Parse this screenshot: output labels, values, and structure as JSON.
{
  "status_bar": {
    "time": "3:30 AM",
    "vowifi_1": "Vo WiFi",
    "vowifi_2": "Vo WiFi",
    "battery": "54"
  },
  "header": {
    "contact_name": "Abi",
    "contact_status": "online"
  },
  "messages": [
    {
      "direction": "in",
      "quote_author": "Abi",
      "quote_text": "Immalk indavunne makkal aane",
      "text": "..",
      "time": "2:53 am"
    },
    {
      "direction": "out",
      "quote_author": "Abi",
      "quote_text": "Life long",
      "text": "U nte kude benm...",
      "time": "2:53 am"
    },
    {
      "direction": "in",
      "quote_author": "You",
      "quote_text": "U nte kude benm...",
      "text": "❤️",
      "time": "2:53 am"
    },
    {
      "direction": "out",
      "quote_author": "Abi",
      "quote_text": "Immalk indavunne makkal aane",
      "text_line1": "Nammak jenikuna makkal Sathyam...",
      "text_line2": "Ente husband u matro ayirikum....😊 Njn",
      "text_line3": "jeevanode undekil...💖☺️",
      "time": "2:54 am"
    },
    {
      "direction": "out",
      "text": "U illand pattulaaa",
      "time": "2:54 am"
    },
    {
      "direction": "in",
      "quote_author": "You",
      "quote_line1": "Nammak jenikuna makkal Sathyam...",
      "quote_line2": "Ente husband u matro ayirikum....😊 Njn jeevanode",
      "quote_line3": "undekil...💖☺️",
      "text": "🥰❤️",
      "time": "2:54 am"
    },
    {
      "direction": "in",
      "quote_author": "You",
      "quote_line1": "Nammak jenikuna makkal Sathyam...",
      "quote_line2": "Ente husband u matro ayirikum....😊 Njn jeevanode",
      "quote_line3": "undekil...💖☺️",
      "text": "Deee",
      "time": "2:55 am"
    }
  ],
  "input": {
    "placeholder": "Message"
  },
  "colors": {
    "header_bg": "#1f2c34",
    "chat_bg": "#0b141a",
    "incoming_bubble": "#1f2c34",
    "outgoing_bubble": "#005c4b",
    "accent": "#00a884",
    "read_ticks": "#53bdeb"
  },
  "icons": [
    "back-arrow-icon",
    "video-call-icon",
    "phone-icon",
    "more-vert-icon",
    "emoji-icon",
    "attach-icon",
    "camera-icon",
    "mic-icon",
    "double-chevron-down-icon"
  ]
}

___

■ **Exercise**:
Write the entries again, exactly as they stand.

■ **Reply to the task**:
Parse this screenshot: output labels, values, and structure as JSON.
{
  "status_bar": {
    "time": "3:30 AM",
    "vowifi_1": "Vo WiFi",
    "vowifi_2": "Vo WiFi",
    "battery": "54"
  },
  "header": {
    "contact_name": "Abi",
    "contact_status": "online"
  },
  "messages": [
    {
      "direction": "in",
      "quote_author": "Abi",
      "quote_text": "Immalk indavunne makkal aane",
      "text": "..",
      "time": "2:53 am"
    },
    {
      "direction": "out",
      "quote_author": "Abi",
      "quote_text": "Life long",
      "text": "U nte kude benm...",
      "time": "2:53 am"
    },
    {
      "direction": "in",
      "quote_author": "You",
      "quote_text": "U nte kude benm...",
      "text": "❤️",
      "time": "2:53 am"
    },
    {
      "direction": "out",
      "quote_author": "Abi",
      "quote_text": "Immalk indavunne makkal aane",
      "text_line1": "Nammak jenikuna makkal Sathyam...",
      "text_line2": "Ente husband u matro ayirikum....😊 Njn",
      "text_line3": "jeevanode undekil...💖☺️",
      "time": "2:54 am"
    },
    {
      "direction": "out",
      "text": "U illand pattulaaa",
      "time": "2:54 am"
    },
    {
      "direction": "in",
      "quote_author": "You",
      "quote_line1": "Nammak jenikuna makkal Sathyam...",
      "quote_line2": "Ente husband u matro ayirikum....😊 Njn jeevanode",
      "quote_line3": "undekil...💖☺️",
      "text": "🥰❤️",
      "time": "2:54 am"
    },
    {
      "direction": "in",
      "quote_author": "You",
      "quote_line1": "Nammak jenikuna makkal Sathyam...",
      "quote_line2": "Ente husband u matro ayirikum....😊 Njn jeevanode",
      "quote_line3": "undekil...💖☺️",
      "text": "Deee",
      "time": "2:55 am"
    }
  ],
  "input": {
    "placeholder": "Message"
  },
  "colors": {
    "header_bg": "#1f2c34",
    "chat_bg": "#0b141a",
    "incoming_bubble": "#1f2c34",
    "outgoing_bubble": "#005c4b",
    "accent": "#00a884",
    "read_ticks": "#53bdeb"
  },
  "icons": [
    "back-arrow-icon",
    "video-call-icon",
    "phone-icon",
    "more-vert-icon",
    "emoji-icon",
    "attach-icon",
    "camera-icon",
    "mic-icon",
    "double-chevron-down-icon"
  ]
}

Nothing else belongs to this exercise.